Aim of the exercise = Each line containing the word "unemployment" needs to be copied.

Figure data in JSON:

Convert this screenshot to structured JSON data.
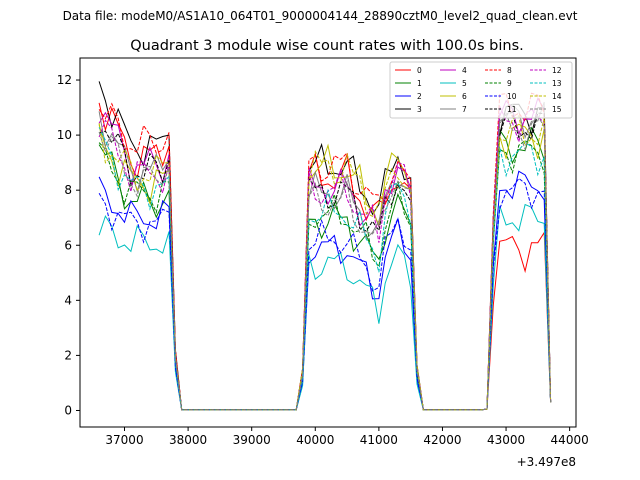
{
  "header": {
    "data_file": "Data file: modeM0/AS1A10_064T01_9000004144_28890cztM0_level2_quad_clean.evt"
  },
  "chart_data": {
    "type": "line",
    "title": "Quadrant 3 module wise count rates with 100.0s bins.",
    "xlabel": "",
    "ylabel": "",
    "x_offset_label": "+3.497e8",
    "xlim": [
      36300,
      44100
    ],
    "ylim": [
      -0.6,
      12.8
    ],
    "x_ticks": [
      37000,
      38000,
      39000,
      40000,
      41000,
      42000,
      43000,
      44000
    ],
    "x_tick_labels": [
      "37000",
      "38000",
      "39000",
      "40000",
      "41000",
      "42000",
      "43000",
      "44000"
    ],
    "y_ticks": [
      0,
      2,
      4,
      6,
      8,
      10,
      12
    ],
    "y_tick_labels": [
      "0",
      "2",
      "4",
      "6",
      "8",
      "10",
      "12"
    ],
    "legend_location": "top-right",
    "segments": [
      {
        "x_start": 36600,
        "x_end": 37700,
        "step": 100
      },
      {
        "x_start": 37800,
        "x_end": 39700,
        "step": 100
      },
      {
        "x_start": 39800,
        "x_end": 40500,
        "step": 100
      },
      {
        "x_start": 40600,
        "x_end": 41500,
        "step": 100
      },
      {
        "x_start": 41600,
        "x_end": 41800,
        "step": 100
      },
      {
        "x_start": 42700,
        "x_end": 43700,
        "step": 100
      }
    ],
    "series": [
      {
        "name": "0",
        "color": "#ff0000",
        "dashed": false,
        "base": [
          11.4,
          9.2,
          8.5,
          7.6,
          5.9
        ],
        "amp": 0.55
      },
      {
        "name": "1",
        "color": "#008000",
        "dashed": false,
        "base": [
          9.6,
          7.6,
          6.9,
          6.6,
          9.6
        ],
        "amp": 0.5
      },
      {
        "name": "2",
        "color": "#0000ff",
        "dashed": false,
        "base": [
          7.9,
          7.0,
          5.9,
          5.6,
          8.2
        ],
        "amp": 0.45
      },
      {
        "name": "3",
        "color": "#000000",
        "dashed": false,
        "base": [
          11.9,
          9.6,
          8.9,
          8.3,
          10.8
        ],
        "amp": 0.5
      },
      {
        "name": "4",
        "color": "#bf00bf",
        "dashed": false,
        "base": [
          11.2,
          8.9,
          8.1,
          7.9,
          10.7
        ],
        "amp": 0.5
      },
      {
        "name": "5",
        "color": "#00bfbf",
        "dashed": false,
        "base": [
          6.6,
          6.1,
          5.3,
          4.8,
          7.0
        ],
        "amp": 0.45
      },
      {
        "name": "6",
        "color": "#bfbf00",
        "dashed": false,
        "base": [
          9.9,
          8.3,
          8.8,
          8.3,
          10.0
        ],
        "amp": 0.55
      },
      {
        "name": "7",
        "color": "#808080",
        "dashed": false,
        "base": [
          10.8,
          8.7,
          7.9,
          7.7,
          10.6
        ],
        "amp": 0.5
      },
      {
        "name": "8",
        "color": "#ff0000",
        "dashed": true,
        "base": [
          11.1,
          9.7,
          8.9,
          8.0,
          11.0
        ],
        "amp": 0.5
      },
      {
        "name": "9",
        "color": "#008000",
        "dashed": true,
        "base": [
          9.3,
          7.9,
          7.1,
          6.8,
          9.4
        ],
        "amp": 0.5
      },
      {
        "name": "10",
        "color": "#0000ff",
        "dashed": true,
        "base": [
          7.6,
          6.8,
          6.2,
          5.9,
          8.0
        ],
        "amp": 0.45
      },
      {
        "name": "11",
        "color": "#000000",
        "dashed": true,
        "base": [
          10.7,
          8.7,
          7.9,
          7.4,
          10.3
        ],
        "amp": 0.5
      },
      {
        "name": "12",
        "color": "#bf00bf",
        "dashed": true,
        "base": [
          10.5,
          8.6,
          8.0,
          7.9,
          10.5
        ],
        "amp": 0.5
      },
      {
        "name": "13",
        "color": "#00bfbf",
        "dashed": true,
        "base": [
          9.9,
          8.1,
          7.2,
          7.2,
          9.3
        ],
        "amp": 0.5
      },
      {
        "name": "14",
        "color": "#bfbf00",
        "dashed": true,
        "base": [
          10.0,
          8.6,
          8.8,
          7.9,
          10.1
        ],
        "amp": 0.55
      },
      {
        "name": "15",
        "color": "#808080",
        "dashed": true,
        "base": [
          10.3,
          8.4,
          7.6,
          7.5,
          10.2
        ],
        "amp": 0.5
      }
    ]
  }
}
...
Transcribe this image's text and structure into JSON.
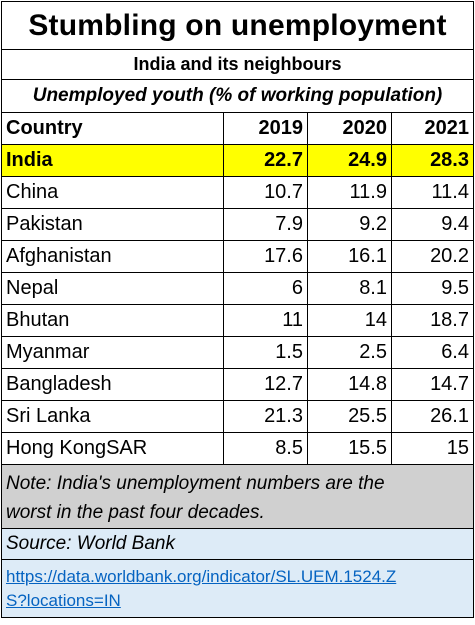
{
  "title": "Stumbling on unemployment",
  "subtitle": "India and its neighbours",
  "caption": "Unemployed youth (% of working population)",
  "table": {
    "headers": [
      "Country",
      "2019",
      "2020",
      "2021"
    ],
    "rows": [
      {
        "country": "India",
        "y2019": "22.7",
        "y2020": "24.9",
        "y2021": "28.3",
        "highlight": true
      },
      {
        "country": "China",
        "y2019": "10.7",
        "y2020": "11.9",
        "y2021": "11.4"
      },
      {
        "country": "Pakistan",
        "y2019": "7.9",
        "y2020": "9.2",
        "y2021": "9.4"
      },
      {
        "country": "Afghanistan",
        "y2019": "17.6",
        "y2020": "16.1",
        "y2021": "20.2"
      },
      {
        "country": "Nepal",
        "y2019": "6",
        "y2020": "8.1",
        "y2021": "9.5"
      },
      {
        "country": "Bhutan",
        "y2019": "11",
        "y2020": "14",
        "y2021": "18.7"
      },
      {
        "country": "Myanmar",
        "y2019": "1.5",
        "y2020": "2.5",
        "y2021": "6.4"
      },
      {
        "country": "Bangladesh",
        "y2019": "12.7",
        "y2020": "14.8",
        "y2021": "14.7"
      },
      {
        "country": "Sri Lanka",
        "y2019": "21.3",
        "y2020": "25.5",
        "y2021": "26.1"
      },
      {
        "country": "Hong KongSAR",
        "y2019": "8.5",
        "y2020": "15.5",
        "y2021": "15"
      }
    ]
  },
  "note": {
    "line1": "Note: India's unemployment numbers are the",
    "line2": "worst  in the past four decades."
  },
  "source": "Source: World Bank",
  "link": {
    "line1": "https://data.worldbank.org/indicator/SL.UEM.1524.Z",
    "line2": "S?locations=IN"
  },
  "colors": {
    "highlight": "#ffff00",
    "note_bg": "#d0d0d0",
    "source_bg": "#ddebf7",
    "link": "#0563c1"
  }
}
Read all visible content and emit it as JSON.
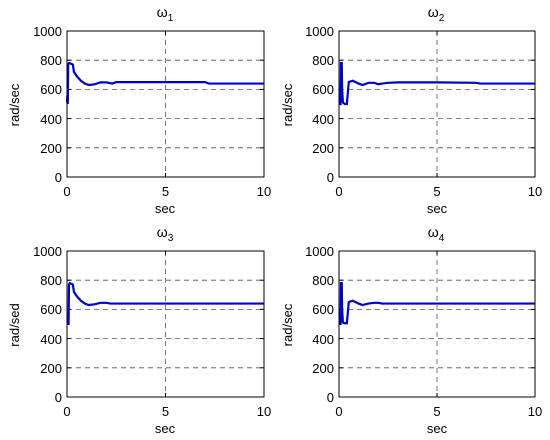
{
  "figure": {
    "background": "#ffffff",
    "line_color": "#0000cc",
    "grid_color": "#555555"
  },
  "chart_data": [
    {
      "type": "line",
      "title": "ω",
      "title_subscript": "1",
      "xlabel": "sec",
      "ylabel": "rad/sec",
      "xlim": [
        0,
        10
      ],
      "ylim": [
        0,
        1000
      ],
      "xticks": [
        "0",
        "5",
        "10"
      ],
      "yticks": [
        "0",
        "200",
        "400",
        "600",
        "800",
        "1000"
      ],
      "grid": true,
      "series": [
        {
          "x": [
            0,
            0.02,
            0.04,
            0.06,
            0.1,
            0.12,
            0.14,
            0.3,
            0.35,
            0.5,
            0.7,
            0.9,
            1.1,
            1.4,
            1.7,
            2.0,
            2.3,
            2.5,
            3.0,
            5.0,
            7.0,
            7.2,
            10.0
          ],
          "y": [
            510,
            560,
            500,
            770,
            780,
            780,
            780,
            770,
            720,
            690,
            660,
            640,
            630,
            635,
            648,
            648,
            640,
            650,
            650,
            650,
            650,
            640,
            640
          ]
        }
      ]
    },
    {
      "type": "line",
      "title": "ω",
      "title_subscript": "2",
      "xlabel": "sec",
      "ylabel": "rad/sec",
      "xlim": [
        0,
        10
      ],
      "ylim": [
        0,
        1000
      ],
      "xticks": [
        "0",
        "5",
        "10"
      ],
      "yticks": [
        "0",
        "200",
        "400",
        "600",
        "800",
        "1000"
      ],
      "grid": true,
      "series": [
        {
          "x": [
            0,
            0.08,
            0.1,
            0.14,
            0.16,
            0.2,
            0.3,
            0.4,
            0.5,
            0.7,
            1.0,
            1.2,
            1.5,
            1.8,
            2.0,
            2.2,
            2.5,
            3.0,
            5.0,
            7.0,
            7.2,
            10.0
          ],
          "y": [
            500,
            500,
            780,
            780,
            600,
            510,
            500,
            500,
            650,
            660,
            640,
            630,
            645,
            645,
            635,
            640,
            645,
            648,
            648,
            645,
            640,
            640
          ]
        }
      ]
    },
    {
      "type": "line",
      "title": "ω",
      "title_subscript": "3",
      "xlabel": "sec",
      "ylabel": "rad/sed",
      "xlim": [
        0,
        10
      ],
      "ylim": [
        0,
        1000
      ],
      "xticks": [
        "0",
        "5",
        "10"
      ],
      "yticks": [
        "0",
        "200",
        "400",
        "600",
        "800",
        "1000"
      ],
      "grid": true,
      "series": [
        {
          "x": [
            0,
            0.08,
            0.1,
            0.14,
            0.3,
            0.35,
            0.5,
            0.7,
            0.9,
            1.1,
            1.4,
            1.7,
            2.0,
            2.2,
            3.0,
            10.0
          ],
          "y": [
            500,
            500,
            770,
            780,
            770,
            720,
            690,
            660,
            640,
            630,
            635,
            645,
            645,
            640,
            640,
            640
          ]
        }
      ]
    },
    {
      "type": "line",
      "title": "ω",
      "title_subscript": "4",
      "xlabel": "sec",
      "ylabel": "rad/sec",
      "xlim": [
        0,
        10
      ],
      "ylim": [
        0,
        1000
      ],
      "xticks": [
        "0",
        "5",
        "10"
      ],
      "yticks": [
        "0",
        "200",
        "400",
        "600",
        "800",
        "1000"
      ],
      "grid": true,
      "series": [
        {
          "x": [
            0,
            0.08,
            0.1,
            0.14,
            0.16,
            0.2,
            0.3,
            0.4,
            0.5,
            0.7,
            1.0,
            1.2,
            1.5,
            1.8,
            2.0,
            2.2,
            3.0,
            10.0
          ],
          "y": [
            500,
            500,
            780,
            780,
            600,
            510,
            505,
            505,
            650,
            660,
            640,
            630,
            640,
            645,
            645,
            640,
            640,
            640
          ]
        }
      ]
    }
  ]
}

The completed task =
  "title": "Stumbling on unemployment",
    "line1": "Note: India's unemployment numbers are the",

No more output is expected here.